# ENTRIES PROVIDED start

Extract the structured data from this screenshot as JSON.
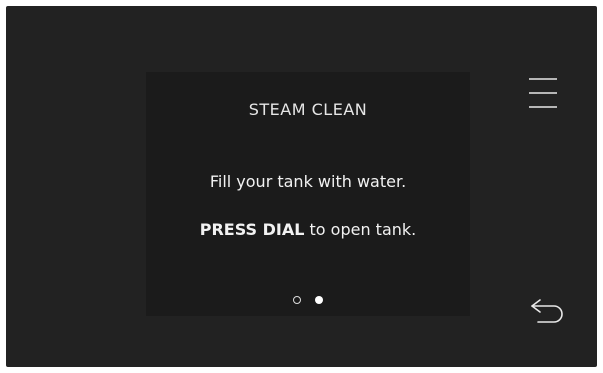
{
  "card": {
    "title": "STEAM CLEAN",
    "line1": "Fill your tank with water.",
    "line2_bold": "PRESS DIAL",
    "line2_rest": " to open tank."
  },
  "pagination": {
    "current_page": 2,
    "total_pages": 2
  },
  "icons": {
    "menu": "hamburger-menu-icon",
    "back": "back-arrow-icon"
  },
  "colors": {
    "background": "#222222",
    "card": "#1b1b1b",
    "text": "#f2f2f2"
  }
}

# ENTRIES PROVIDED end
# ENTRIES PROVIDED start

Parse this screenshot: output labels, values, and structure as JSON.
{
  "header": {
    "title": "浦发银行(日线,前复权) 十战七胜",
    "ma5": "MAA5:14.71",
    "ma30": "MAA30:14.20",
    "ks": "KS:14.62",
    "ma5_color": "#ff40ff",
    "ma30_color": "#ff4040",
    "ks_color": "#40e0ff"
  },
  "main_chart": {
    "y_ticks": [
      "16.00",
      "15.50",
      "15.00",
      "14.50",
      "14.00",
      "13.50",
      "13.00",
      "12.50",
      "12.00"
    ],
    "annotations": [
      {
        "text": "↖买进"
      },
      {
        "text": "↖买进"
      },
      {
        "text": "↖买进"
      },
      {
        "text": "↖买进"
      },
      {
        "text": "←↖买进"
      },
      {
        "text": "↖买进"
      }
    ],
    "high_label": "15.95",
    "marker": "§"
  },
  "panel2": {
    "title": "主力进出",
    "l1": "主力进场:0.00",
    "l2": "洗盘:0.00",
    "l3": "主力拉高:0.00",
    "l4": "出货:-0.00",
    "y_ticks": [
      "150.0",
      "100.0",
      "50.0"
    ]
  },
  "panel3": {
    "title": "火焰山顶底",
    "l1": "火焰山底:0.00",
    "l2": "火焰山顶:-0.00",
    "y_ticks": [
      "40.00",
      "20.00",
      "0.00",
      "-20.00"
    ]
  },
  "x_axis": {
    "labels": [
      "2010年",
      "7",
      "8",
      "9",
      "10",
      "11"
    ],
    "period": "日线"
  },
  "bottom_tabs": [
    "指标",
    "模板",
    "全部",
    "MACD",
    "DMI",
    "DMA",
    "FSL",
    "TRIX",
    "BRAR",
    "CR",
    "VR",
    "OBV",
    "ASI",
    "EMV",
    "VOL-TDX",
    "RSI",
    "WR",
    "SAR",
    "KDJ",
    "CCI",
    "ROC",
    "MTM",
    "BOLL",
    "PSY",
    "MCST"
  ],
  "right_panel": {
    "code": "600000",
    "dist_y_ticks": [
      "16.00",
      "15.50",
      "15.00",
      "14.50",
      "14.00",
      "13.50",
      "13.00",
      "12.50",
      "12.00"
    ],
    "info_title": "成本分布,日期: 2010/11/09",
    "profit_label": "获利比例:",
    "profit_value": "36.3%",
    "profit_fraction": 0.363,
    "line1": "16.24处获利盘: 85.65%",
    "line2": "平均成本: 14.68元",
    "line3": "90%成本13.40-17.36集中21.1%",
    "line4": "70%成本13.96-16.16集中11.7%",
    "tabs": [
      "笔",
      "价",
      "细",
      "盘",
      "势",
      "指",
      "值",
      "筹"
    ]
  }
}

# ENTRIES PROVIDED end

**SET TASK:** Show the lines of the material that contain the word "labels".

**REPLY:**
Parse this screenshot: output labels, values, and structure as JSON.
    "labels": [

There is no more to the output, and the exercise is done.